··· INPUT DATA
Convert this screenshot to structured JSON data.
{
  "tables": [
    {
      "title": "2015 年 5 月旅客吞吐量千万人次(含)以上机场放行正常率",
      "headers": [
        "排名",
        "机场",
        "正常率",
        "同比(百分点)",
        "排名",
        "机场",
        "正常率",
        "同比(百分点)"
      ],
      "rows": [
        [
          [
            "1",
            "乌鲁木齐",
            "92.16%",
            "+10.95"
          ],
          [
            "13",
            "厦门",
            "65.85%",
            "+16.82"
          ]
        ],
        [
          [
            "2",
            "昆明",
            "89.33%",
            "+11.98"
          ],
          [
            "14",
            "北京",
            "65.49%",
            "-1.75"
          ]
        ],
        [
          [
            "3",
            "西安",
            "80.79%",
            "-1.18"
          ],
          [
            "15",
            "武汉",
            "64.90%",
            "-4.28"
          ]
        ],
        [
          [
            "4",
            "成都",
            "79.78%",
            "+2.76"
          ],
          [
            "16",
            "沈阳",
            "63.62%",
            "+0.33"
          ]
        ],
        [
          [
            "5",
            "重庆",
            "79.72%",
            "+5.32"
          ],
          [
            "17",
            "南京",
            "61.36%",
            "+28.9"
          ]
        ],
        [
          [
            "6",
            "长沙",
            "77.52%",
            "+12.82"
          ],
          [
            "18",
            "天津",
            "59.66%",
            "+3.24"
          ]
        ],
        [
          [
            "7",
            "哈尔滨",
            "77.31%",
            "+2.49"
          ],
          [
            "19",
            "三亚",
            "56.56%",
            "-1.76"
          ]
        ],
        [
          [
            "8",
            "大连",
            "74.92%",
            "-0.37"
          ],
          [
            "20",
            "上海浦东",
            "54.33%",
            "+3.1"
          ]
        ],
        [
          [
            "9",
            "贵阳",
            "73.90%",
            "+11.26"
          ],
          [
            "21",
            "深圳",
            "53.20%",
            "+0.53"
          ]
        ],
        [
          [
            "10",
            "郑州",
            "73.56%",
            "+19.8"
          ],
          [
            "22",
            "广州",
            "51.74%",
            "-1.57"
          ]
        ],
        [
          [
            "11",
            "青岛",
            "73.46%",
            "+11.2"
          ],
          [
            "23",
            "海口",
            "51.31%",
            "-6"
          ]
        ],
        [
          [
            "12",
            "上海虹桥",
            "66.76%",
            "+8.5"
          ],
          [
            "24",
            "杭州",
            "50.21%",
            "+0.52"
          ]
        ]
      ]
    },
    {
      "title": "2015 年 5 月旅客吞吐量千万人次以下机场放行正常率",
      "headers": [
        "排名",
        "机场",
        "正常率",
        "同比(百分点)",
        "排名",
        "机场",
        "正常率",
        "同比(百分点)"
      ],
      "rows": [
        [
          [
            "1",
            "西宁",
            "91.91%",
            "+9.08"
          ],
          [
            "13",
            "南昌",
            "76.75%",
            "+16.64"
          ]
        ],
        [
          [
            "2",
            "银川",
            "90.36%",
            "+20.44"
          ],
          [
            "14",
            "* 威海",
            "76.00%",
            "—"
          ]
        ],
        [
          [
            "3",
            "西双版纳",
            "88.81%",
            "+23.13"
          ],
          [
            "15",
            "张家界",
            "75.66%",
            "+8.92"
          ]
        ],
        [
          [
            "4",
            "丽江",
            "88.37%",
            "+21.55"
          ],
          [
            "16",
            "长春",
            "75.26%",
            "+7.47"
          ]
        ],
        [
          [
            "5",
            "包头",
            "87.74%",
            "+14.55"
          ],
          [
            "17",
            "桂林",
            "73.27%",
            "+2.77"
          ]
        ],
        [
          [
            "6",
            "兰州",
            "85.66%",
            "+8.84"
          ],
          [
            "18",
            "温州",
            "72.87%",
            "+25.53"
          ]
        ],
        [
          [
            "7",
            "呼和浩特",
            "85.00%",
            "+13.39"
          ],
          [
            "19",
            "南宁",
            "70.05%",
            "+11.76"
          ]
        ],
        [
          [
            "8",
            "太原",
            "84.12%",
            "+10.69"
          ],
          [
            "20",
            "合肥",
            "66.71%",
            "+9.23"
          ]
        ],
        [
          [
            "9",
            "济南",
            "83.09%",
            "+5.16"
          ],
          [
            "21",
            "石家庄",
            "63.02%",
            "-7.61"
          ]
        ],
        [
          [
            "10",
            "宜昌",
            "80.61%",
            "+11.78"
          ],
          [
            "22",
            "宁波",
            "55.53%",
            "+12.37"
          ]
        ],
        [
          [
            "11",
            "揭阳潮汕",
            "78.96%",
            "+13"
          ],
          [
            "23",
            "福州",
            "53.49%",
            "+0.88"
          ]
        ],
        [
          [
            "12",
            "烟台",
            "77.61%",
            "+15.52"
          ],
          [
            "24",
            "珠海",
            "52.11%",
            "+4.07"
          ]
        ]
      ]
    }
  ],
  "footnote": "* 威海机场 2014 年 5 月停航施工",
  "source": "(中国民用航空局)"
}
······
··· INPUT DATA
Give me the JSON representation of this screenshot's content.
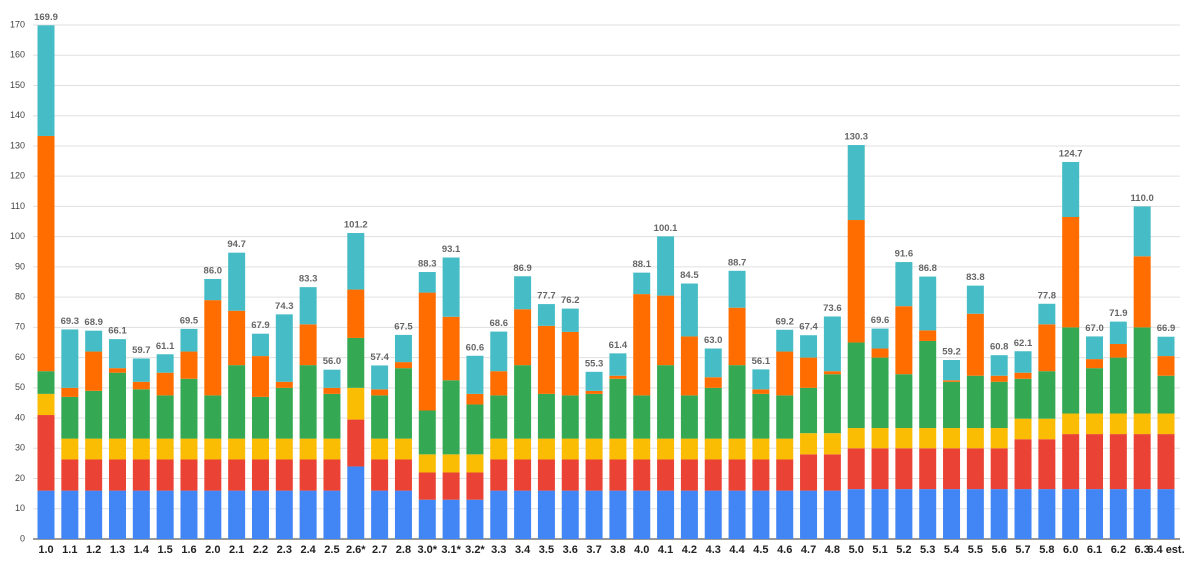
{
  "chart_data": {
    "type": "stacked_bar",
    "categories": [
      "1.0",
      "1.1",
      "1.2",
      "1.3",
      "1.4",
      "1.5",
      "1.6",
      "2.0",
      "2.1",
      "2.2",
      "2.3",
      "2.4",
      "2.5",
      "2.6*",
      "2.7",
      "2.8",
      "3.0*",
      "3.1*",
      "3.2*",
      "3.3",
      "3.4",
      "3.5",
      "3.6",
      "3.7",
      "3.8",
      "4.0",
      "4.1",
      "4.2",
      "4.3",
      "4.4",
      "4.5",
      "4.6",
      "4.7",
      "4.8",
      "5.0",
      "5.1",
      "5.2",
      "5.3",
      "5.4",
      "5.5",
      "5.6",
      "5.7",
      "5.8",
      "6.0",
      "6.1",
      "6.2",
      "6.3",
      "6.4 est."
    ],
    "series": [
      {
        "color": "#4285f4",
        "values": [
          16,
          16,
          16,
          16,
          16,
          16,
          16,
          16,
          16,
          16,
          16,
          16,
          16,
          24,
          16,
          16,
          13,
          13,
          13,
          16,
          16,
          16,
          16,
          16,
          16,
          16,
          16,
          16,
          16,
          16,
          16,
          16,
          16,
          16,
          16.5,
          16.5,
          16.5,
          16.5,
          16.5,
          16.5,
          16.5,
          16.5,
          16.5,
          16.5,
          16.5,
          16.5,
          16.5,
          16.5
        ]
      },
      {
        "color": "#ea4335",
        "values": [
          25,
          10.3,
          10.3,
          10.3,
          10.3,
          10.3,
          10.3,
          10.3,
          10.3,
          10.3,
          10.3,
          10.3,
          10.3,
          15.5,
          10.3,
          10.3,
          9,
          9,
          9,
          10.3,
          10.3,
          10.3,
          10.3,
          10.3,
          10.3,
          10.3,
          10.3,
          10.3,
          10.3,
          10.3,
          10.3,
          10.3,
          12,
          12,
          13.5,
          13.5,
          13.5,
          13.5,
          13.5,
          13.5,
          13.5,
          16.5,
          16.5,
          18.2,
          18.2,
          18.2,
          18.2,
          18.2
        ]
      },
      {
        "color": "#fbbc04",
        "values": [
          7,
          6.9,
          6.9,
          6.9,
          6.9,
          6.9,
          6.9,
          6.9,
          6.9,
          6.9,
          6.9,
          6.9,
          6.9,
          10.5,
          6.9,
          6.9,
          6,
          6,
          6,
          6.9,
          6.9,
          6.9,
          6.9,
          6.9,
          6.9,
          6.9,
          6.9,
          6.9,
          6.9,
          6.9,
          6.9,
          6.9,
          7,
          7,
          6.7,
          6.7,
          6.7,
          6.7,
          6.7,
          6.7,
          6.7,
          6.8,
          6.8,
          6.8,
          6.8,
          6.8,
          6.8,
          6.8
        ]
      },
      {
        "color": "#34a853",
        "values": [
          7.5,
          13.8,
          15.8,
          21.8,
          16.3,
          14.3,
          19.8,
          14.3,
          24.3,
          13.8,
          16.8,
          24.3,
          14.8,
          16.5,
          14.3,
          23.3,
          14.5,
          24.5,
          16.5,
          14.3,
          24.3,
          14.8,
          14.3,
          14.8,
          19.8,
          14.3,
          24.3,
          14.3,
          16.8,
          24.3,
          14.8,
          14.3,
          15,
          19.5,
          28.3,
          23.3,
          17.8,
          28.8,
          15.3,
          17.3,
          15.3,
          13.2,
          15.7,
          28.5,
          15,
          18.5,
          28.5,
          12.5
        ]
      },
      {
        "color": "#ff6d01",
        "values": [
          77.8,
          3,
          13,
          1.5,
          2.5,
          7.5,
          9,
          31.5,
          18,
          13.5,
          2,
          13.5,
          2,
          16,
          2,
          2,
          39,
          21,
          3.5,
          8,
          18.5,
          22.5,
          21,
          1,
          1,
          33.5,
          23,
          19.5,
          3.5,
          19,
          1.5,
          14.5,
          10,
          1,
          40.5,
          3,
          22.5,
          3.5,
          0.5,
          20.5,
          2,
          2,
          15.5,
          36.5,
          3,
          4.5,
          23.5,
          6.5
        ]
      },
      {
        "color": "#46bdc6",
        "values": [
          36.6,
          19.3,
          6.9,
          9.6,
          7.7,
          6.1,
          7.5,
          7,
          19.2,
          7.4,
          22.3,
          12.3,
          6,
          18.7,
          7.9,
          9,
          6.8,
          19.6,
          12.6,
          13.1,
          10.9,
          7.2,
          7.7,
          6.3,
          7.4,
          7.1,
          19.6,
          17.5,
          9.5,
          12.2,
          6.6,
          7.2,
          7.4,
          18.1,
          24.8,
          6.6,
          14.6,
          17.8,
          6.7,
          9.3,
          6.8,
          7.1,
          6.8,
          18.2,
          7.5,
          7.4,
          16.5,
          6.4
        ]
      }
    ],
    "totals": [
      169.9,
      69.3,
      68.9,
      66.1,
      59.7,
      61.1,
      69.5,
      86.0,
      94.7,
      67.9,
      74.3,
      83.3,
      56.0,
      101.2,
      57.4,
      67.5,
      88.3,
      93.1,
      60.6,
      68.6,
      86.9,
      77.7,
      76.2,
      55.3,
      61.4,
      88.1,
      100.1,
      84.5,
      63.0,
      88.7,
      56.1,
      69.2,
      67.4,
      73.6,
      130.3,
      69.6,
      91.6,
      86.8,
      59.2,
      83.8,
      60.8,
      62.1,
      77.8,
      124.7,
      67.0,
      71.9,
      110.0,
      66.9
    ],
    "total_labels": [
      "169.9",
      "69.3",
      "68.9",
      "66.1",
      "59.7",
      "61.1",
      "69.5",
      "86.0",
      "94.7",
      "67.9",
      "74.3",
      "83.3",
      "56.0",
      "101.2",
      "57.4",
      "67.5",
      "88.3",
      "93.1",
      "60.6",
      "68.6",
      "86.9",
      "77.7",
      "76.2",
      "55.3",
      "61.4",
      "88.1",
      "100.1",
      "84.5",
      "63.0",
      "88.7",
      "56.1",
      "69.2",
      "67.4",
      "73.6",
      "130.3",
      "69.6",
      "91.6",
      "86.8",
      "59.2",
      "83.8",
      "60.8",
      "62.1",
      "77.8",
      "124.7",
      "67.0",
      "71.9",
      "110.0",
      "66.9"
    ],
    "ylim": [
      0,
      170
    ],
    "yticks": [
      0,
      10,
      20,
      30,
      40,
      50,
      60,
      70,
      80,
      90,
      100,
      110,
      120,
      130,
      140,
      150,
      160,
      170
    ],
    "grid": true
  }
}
······
··· INPUT DATA
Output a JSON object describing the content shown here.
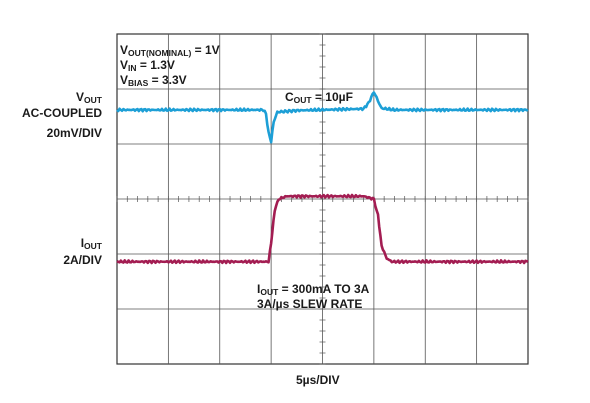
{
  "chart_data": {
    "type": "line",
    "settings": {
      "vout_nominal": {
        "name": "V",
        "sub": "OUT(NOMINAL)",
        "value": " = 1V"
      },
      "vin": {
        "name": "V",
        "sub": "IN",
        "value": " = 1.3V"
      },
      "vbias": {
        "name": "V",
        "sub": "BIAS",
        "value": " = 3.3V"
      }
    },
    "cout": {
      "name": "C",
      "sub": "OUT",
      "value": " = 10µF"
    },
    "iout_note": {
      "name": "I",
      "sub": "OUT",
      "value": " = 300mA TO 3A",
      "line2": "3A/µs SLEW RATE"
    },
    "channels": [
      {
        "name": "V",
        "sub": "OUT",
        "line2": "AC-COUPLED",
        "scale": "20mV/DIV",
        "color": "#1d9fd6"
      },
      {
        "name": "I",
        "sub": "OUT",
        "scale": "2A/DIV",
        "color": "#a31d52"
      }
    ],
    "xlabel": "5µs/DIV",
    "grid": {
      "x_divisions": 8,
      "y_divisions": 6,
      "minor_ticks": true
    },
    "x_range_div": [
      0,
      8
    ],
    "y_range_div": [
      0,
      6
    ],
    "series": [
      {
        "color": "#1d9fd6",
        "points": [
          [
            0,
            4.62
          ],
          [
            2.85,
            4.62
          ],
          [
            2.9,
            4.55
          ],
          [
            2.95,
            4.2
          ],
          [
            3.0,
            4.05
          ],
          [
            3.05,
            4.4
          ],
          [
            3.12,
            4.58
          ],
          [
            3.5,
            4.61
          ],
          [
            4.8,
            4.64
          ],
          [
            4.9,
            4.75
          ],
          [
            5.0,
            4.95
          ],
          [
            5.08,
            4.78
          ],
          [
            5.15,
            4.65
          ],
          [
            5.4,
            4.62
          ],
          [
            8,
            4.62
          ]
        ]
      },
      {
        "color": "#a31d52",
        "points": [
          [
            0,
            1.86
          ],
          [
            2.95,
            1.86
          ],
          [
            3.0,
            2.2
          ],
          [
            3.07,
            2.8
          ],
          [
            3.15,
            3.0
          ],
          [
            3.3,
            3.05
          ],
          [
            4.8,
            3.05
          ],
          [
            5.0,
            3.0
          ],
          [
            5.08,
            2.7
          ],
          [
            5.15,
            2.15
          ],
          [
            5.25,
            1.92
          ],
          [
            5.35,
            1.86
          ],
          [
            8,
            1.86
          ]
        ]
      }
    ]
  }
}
······
**AIM OF THE TASK**
List every line above that contains the word "this".

**WRITTEN RESPONSE**
Convert this screenshot to structured JSON data.
Give me the JSON representation of this screenshot's content.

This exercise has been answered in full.